> _What you are asked to do_: Select each line where the word "wrong" appears.

> _Extracted material_:
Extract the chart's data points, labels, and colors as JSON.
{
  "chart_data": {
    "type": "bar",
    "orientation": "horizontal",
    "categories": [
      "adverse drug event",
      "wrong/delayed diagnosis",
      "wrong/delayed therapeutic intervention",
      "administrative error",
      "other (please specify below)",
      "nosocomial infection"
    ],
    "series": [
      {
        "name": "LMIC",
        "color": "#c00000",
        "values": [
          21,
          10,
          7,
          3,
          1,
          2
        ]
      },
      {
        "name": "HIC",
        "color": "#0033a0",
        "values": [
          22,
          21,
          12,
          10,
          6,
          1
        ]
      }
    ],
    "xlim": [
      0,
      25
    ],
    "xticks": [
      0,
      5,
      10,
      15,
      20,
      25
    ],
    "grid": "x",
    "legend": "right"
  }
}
---
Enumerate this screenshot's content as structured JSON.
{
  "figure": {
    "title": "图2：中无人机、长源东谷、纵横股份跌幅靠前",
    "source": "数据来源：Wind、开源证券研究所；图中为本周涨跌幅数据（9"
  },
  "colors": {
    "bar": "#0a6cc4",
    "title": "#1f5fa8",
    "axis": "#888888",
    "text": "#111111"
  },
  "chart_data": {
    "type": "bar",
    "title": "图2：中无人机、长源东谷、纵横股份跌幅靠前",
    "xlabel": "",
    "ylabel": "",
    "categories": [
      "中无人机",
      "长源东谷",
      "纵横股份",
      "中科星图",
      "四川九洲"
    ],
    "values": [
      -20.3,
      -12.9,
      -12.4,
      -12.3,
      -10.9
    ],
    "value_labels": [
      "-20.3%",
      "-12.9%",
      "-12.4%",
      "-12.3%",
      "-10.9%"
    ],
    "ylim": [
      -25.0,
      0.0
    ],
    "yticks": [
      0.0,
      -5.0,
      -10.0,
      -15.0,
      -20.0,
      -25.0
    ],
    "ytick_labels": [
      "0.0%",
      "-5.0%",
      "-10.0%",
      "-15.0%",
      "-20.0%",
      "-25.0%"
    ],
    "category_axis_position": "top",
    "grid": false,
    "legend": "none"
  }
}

> _Answer below_:
      "wrong/delayed diagnosis",
      "wrong/delayed therapeutic intervention",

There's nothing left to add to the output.